*Directive*. Extract each line where the string "name" shows up.

*Material to process*.
* START *

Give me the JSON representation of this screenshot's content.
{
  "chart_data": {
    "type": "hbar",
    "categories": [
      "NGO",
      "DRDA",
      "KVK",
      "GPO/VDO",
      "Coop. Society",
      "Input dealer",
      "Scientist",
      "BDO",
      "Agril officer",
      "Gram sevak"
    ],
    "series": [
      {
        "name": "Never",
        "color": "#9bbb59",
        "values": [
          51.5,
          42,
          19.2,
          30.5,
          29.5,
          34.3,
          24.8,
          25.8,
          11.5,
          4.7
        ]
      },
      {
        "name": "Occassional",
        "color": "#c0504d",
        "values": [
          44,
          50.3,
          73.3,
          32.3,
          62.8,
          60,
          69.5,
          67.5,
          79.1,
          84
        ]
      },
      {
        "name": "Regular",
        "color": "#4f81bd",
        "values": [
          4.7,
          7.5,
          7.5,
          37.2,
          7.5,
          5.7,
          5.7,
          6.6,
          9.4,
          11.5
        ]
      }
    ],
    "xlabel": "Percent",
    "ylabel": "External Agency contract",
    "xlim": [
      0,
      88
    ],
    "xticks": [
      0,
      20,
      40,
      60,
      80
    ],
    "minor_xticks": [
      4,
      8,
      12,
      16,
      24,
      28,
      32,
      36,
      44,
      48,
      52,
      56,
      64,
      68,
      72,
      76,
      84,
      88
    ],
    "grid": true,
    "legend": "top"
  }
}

* END *

*Answer for the task*.
        "name": "Never",
        "name": "Occassional",
        "name": "Regular",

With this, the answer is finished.